Items from a dataset:
☆ ☆ ☆ ☆

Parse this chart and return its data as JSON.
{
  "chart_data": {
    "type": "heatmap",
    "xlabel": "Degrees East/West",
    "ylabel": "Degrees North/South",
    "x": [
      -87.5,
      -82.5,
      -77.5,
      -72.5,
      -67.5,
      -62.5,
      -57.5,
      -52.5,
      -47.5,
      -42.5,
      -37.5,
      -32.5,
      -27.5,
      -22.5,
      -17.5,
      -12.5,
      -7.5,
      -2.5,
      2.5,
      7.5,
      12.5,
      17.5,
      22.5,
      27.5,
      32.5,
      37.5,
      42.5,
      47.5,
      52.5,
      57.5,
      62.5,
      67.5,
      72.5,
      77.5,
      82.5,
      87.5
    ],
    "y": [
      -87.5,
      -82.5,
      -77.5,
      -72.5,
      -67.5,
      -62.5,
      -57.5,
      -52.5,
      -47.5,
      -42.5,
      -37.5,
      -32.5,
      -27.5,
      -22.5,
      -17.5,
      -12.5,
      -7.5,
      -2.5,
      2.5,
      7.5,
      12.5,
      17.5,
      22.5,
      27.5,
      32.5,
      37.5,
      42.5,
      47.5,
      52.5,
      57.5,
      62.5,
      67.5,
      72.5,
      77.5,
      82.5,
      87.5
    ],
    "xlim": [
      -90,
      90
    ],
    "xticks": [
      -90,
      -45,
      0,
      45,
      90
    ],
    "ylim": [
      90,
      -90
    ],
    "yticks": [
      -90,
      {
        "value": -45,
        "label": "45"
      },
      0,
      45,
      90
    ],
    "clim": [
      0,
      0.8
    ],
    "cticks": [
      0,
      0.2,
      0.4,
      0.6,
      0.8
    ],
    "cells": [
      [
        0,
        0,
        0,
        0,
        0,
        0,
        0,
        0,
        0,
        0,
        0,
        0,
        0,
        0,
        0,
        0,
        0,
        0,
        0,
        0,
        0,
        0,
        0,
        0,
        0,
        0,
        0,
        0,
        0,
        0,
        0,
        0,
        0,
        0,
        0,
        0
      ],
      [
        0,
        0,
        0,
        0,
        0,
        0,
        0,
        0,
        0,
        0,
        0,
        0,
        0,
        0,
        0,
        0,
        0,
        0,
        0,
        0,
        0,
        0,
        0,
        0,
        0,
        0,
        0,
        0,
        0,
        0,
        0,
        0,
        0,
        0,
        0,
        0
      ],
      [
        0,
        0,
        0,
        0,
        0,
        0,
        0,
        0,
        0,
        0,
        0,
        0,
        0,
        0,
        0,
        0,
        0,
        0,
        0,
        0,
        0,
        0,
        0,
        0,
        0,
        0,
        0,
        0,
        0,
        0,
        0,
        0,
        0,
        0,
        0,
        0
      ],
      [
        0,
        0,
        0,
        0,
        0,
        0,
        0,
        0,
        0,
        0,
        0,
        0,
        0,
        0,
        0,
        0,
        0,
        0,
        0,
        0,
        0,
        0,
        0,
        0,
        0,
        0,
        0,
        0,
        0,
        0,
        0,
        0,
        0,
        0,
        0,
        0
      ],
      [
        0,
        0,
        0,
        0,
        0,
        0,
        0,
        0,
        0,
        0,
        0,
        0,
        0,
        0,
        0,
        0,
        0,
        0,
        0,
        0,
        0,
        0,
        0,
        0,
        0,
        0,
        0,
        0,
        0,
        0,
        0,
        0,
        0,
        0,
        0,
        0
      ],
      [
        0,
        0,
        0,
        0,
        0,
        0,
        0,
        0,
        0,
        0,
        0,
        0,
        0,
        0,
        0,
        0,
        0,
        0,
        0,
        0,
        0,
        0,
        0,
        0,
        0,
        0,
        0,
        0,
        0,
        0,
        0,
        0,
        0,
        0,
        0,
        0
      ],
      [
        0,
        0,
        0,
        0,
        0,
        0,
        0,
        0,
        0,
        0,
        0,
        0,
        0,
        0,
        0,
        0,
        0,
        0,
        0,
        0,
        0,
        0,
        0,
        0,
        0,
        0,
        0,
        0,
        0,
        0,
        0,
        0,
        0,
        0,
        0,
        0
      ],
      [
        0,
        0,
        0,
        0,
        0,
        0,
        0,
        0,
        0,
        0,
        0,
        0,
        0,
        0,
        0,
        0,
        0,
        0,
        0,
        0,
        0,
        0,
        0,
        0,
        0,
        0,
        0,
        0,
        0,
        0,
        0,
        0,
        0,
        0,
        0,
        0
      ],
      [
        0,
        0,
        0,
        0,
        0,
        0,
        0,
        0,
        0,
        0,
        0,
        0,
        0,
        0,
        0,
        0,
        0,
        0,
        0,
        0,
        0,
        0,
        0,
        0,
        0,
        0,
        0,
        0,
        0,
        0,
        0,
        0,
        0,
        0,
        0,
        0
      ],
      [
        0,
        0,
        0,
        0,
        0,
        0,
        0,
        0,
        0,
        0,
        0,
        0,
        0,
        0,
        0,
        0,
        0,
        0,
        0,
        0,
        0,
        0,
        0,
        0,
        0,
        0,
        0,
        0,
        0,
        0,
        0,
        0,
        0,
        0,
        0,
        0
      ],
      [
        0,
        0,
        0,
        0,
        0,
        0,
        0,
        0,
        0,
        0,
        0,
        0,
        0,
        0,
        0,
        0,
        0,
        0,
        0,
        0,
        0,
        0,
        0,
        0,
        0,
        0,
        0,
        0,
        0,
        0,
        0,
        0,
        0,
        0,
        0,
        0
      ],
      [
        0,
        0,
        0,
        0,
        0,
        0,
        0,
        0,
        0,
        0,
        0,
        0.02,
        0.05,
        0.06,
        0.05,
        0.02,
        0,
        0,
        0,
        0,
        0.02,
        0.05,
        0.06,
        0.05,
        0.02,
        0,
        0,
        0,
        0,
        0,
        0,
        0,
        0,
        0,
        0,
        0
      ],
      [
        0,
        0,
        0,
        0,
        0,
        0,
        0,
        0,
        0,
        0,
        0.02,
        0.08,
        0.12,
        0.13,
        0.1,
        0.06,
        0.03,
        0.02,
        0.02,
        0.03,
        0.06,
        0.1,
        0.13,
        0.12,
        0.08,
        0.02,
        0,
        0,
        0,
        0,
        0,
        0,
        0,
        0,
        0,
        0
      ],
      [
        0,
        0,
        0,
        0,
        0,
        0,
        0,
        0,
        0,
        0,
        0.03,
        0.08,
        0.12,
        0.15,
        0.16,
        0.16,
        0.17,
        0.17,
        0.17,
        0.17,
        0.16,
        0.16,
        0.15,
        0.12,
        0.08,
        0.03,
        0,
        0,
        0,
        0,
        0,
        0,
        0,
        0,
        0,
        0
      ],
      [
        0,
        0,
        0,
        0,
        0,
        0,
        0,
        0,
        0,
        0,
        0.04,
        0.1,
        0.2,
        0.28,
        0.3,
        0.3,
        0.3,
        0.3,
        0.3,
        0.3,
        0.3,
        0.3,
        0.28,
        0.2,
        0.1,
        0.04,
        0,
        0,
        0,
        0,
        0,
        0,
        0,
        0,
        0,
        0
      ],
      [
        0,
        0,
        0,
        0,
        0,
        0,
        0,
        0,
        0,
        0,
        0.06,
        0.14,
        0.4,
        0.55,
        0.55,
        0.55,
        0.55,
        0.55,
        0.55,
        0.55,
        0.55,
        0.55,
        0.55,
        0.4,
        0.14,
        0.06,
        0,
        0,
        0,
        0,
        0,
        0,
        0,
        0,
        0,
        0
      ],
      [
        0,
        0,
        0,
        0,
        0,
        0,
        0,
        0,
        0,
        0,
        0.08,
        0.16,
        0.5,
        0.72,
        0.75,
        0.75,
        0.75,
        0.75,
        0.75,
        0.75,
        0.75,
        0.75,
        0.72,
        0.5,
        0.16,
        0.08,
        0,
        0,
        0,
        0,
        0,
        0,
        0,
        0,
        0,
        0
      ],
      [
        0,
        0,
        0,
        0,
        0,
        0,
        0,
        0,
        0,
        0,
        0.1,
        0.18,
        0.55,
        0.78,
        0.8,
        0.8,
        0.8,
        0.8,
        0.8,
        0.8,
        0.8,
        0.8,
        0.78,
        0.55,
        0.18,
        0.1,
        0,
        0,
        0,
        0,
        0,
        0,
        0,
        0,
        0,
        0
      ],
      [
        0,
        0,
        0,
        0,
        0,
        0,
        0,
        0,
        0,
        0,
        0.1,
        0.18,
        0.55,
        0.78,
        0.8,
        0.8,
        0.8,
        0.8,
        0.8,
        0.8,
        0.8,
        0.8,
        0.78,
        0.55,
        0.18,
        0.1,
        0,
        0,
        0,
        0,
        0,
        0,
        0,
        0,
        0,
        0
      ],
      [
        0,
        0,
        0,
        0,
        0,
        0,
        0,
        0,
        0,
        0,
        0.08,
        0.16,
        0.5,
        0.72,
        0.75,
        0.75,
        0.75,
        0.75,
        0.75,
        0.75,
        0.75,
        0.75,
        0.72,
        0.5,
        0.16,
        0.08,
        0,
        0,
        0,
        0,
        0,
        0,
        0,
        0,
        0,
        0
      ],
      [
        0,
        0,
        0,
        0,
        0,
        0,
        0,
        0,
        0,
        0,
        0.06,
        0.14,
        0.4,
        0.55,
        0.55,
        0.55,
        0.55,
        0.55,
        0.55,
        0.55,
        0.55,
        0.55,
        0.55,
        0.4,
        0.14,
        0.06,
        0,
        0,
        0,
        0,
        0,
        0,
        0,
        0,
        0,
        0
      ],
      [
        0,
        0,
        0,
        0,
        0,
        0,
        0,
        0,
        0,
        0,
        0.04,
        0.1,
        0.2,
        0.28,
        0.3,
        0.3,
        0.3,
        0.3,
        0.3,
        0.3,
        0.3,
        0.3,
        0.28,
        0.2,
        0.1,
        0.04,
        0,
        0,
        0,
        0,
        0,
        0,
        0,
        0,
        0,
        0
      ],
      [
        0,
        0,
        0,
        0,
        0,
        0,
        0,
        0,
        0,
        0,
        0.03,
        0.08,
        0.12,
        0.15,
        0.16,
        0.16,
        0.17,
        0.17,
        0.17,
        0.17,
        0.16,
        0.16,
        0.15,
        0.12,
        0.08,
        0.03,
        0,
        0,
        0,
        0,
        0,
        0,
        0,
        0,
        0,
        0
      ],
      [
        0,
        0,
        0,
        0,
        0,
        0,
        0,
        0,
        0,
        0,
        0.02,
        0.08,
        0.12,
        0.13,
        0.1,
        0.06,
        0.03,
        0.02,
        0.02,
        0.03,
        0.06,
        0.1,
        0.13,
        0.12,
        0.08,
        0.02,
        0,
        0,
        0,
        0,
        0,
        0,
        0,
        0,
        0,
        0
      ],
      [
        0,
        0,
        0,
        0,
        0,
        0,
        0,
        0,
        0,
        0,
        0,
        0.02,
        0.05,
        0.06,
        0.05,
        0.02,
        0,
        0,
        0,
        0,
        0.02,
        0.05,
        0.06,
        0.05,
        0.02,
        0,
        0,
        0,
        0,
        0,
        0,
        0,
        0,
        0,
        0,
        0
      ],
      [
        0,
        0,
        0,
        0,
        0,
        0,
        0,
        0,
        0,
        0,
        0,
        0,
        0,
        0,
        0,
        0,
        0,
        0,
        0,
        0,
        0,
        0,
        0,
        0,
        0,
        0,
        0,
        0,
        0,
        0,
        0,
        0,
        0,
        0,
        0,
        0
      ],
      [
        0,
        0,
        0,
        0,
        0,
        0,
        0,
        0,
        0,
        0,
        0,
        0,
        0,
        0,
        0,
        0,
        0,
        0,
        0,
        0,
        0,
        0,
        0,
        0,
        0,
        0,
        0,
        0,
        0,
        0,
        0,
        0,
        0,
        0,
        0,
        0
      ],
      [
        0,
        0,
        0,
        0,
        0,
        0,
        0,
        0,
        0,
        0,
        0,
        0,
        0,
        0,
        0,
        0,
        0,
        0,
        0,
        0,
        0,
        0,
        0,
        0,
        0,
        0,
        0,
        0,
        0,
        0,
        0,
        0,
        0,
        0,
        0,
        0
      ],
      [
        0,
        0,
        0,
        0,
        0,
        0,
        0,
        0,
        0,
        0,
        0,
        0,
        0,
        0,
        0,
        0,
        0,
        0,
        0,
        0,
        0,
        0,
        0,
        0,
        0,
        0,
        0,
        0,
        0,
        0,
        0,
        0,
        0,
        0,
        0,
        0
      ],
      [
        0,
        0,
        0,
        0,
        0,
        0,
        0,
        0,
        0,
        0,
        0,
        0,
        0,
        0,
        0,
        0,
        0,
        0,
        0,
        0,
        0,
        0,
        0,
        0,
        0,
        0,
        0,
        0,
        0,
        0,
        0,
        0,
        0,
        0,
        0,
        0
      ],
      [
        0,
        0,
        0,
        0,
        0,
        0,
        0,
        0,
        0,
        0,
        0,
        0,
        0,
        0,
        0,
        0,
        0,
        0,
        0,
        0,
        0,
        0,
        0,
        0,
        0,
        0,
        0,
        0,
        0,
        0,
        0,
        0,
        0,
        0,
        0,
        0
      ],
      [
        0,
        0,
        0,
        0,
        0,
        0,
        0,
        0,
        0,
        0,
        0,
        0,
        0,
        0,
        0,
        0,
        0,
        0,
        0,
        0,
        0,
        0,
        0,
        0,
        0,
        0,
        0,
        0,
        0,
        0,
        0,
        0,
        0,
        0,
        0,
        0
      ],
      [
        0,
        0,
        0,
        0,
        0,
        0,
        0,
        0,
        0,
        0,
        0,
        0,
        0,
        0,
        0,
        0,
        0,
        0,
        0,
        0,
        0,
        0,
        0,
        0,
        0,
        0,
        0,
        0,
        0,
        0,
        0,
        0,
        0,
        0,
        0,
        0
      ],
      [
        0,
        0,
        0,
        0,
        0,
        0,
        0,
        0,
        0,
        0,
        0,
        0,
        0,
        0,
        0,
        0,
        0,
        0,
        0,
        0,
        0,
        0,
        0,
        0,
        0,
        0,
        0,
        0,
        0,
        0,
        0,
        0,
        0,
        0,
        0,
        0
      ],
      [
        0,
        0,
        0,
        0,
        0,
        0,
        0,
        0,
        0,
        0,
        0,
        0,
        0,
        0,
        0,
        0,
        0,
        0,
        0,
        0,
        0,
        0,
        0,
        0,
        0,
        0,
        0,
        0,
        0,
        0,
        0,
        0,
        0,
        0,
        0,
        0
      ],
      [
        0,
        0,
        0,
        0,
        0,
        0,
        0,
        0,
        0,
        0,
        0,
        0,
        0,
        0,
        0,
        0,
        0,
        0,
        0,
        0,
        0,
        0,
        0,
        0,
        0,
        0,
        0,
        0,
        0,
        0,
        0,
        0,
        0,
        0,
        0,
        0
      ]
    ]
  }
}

☆ ☆ ☆ ☆

### EXERCISE INSTRUCTIONS
Read through the data and copy every line where "Degrees" shows up.

### RESULT FOR THIS TASK
    "xlabel": "Degrees East/West",
    "ylabel": "Degrees North/South",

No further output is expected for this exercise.